◆ **DOCUMENT PASSAGE**:
EmrEtlRunner unable to start


#1

Hi

I am new to Snowplow and want to run emretl runner in mumbai (ap-south-1) region and facing this below error, can anyone help me.

ArgumentError (AWS EMR API Error (ValidationException): The supplied release label is invalid: emr-4.5.0.):
    uri:classloader:/gems/elasticity-6.0.8/lib/elasticity/aws_session.rb:33:in `submit'
    uri:classloader:/gems/elasticity-6.0.8/lib/elasticity/emr.rb:302:in `run_job_flow'
    uri:classloader:/gems/elasticity-6.0.8/lib/elasticity/job_flow.rb:153:in `run'
    uri:classloader:/emr-etl-runner/lib/snowplow-emr-etl-runner/emr_job.rb:449:in `run'
    uri:classloader:/gems/contracts-0.11.0/lib/contracts/method_reference.rb:43:in `send_to'
    uri:classloader:/gems/contracts-0.11.0/lib/contracts/call_with.rb:76:in `call_with'
    uri:classloader:/gems/contracts-0.11.0/lib/contracts/method_handler.rb:138:in `block in redefine_method'
    uri:classloader:/emr-etl-runner/lib/snowplow-emr-etl-runner/runner.rb:68:in `run'
    uri:classloader:/gems/contracts-0.11.0/lib/contracts/method_reference.rb:43:in `send_to'
    uri:classloader:/gems/contracts-0.11.0/lib/contracts/call_with.rb:76:in `call_with'
    uri:classloader:/gems/contracts-0.11.0/lib/contracts/method_handler.rb:138:in `block in redefine_method'
    uri:classloader:/emr-etl-runner/bin/snowplow-emr-etl-runner:39:in `<main>'
    org/jruby/RubyKernel.java:973:in `load'
    uri:classloader:/META-INF/main.rb:1:in `<main>'
    org/jruby/RubyKernel.java:955:in `require'
    uri:classloader:/META-INF/main.rb:1:in `(root)'
    uri:classloader:/META-INF/jruby.home/lib/ruby/stdlib/rubygems/core_ext/kernel_require.rb:1:in `<main>'

Thanks in advance.

◆ **GIVEN RECORDS**:
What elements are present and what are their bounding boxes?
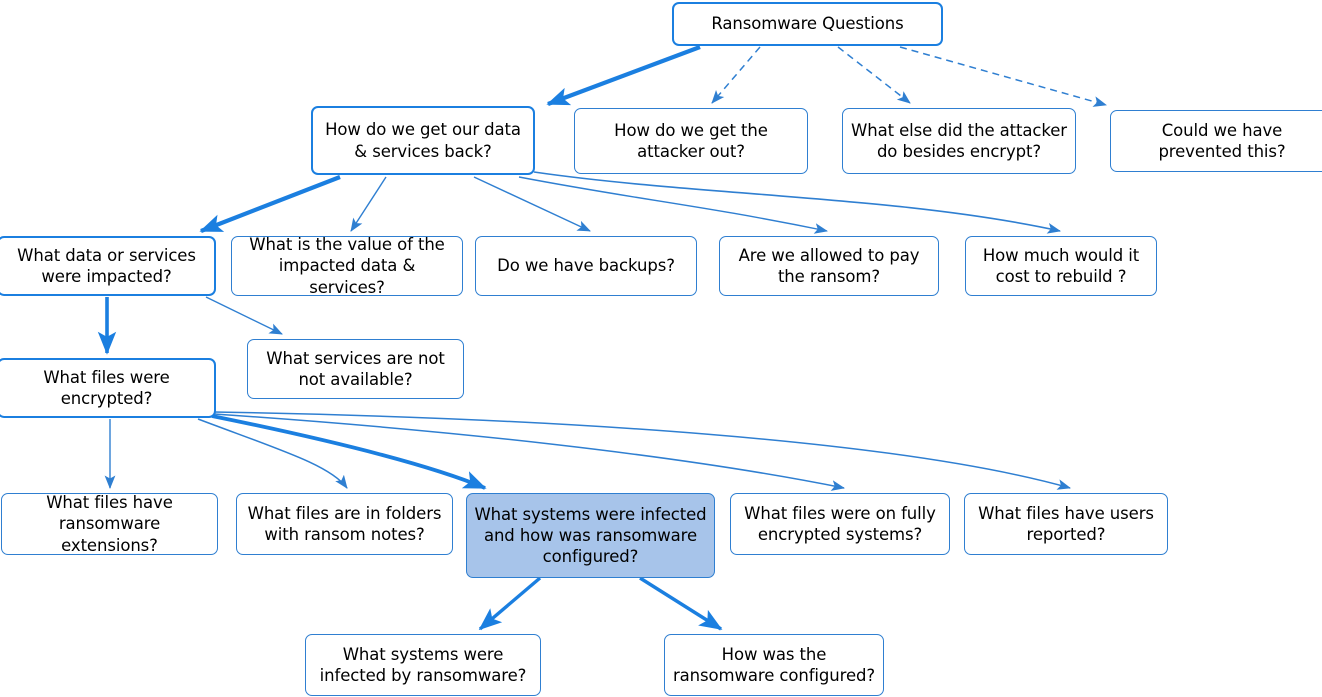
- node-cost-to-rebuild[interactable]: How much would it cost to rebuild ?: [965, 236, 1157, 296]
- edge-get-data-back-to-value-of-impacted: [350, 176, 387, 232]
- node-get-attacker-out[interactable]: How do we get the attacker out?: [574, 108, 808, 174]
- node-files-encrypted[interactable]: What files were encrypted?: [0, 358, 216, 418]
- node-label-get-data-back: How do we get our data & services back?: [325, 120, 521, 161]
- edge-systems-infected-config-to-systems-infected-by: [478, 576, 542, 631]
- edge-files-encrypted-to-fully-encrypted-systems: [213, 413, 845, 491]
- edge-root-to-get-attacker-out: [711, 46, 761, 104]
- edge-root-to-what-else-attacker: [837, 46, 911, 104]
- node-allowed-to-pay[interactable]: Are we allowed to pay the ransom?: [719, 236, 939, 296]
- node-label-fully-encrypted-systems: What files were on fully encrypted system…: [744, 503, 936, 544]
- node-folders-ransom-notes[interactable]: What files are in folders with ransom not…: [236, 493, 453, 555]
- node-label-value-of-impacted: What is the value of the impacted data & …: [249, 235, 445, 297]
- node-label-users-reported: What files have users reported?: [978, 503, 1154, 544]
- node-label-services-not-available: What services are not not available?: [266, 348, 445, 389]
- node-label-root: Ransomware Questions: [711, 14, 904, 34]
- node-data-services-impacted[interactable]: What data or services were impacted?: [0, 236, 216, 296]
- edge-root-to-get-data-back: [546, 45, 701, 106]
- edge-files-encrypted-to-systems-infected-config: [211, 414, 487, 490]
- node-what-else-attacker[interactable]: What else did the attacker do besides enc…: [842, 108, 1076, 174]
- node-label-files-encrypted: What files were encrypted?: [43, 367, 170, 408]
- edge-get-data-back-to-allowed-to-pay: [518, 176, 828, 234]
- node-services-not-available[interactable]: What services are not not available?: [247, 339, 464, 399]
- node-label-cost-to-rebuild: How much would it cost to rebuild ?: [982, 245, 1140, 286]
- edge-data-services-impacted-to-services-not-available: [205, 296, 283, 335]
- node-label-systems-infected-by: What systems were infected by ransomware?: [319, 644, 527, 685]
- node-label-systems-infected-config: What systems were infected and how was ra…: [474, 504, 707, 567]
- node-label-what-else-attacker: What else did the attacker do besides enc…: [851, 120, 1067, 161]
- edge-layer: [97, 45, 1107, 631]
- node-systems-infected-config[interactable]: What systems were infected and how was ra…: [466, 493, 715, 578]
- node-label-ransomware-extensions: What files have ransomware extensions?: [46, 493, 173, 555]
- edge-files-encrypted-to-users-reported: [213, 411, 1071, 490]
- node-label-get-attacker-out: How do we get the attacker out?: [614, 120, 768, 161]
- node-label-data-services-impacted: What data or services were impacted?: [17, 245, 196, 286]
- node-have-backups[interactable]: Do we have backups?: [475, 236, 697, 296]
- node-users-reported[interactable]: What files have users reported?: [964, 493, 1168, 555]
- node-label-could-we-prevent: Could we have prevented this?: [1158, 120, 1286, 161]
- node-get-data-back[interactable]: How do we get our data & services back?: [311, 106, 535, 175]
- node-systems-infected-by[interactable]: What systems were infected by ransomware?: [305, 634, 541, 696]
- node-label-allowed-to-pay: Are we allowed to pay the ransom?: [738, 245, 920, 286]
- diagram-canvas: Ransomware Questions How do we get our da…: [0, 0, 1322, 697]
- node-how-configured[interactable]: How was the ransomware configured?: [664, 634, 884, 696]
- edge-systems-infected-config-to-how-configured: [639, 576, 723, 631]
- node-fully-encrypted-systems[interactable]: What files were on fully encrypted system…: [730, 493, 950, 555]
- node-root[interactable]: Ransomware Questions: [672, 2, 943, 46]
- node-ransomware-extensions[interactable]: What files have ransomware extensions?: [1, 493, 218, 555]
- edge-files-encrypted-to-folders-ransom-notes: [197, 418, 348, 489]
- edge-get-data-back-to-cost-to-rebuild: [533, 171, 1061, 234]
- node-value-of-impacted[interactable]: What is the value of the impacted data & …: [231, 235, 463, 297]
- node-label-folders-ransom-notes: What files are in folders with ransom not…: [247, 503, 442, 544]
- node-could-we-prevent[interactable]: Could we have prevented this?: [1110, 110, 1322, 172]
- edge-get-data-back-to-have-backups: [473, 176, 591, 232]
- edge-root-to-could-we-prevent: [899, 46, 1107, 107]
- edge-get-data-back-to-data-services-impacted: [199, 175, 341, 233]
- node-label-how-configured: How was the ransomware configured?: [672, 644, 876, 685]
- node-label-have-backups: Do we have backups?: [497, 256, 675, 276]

* * *

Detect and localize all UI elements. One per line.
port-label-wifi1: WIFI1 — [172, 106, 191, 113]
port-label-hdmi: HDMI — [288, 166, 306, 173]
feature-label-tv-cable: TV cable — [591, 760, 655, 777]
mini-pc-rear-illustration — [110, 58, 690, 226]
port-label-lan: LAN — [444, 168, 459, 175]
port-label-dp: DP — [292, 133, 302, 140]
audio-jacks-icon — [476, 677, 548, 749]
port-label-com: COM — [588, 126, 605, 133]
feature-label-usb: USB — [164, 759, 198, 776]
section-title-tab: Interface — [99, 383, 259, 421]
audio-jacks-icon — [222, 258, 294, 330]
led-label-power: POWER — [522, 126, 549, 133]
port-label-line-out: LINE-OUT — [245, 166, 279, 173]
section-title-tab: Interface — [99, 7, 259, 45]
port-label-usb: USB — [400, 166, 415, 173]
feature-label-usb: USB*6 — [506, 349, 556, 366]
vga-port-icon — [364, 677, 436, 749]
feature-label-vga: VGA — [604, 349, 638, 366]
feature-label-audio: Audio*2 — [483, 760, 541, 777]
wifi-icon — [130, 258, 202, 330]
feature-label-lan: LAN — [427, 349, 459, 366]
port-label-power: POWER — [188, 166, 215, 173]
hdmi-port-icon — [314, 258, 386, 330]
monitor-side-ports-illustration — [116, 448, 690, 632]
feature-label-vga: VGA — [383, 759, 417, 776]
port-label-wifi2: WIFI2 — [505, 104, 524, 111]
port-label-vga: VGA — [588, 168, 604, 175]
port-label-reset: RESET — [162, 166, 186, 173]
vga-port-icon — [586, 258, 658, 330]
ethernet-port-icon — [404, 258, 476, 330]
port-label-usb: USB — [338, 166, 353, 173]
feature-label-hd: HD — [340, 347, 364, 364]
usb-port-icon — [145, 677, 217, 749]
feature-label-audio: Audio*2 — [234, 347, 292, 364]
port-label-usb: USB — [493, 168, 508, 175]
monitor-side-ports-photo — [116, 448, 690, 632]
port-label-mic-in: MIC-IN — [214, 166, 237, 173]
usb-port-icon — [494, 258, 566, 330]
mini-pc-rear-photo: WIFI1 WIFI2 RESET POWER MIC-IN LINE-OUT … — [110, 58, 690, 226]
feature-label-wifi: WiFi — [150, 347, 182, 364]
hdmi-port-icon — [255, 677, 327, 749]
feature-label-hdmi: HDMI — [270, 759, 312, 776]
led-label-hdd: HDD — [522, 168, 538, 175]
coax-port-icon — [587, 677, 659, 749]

◆ **TASK INSTRUCTIONS**:
• 1. In the EmrEtlRunner forum post, which release label does the AWS EMR API reject as invalid?
• 2. Continue the EmrEtlRunner forum post from where it stops.
The rows are not needed here.

◆ **ANSWERS PROVIDED**:
• 1. emr-4.5.0

• 2.
#2

Hi @deepak

It looks like the EMR AMI version (release label) is 4.5.0 in the configuration file (the first error you are seeing) but 4.5.0 isn’t available in ap-south-1, however it’s available in any of the other Asia Pacific regions.

If you attempt to spin EMR up in one of these regions it should work fine, otherwise it may (?) be possible to bump the EMR version in the config to 4.6.1 but I’m not too sure if that’d work.


#3

Hi @mike thanks for the quick response. Can you please tell me how i can check which EMR AMI version is available in the regions given by amazon. Is there any document amazon has given or we have to check manually.

Thanks!


#4

I wasn’t able to find any Amazon documentation linking EMR AMI versions to regions but if you use
https://ap-south-1.console.aws.amazon.com/elasticmapreduce/home?region=ap-south-1#quick-create and switch out the region for the region in question, you’ll be able to see the AMI versions supported by looking in the ‘Release’ dropdown under ‘Software Configuration’.


#5

Thanks for the info mike.


#6

There’s a good chance it will work - we just haven’t got round to testing this ourselves. Give it a try @deepak?


#7

Hi @alex

Sure I will give it a try and update you.


#8

Hi @alex @mike

The cluster is now launching successfully in ap-south-1 region but the job is still not running. It gives me Bootstrap failure. I have not given any bootstrap step in my config file. I have not configured storage part yet so my conf is missing those entries.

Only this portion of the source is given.